REQUIRED WORK
Echo back, word for word, the listing lines from the line with "Patent image size: (759, 627)." to the line with "The shaft 426 is at (536, 433).", both of those lines included.

INFORMATION PROVIDED
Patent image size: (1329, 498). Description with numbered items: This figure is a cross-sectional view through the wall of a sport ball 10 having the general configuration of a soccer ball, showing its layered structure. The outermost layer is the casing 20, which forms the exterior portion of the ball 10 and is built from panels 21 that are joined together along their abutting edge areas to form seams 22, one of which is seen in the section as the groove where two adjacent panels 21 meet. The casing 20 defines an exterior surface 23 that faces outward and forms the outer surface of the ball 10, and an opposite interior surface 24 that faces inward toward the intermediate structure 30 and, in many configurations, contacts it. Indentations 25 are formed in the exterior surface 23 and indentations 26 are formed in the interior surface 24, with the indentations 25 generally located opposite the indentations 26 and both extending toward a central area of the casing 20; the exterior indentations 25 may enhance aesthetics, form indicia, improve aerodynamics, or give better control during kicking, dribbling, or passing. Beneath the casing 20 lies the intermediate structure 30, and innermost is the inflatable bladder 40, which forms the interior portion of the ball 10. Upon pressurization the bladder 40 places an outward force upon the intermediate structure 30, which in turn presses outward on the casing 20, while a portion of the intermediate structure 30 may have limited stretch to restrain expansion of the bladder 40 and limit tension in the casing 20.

---

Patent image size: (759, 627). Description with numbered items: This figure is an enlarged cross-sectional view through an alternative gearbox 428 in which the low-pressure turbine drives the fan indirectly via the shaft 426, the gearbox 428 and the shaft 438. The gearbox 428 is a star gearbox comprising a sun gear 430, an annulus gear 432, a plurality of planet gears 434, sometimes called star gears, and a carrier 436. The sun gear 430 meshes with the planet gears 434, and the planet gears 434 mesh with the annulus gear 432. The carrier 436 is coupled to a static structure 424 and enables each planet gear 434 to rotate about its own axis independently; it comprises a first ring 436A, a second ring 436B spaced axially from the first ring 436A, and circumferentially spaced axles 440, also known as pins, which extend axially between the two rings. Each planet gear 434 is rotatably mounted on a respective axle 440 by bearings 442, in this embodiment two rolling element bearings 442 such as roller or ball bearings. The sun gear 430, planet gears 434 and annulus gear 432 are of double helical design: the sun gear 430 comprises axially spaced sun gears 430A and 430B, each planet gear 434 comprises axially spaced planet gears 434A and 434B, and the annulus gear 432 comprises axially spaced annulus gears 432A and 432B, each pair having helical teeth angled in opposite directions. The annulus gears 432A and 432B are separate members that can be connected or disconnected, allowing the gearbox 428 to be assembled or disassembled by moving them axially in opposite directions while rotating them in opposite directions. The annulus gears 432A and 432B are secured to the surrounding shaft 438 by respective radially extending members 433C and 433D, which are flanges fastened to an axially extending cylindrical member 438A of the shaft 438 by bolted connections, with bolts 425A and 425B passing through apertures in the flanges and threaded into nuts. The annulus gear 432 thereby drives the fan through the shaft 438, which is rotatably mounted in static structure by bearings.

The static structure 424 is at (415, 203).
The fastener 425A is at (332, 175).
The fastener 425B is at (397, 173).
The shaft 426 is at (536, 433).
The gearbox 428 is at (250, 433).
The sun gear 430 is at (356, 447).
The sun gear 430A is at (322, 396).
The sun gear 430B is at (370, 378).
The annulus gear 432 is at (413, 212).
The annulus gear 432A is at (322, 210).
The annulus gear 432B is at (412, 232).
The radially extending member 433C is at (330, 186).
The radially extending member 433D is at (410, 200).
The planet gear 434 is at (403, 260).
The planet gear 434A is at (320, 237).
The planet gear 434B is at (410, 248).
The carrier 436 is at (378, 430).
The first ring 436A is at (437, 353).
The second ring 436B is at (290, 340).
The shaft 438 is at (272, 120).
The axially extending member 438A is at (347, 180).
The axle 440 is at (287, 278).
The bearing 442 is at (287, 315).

RESPONSE TO THIS TASK
Patent image size: (759, 627). Description with numbered items: This figure is an enlarged cross-sectional view through an alternative gearbox 428 in which the low-pressure turbine drives the fan indirectly via the shaft 426, the gearbox 428 and the shaft 438. The gearbox 428 is a star gearbox comprising a sun gear 430, an annulus gear 432, a plurality of planet gears 434, sometimes called star gears, and a carrier 436. The sun gear 430 meshes with the planet gears 434, and the planet gears 434 mesh with the annulus gear 432. The carrier 436 is coupled to a static structure 424 and enables each planet gear 434 to rotate about its own axis independently; it comprises a first ring 436A, a second ring 436B spaced axially from the first ring 436A, and circumferentially spaced axles 440, also known as pins, which extend axially between the two rings. Each planet gear 434 is rotatably mounted on a respective axle 440 by bearings 442, in this embodiment two rolling element bearings 442 such as roller or ball bearings. The sun gear 430, planet gears 434 and annulus gear 432 are of double helical design: the sun gear 430 comprises axially spaced sun gears 430A and 430B, each planet gear 434 comprises axially spaced planet gears 434A and 434B, and the annulus gear 432 comprises axially spaced annulus gears 432A and 432B, each pair having helical teeth angled in opposite directions. The annulus gears 432A and 432B are separate members that can be connected or disconnected, allowing the gearbox 428 to be assembled or disassembled by moving them axially in opposite directions while rotating them in opposite directions. The annulus gears 432A and 432B are secured to the surrounding shaft 438 by respective radially extending members 433C and 433D, which are flanges fastened to an axially extending cylindrical member 438A of the shaft 438 by bolted connections, with bolts 425A and 425B passing through apertures in the flanges and threaded into nuts. The annulus gear 432 thereby drives the fan through the shaft 438, which is rotatably mounted in static structure by bearings.

The static structure 424 is at (415, 203).
The fastener 425A is at (332, 175).
The fastener 425B is at (397, 173).
The shaft 426 is at (536, 433).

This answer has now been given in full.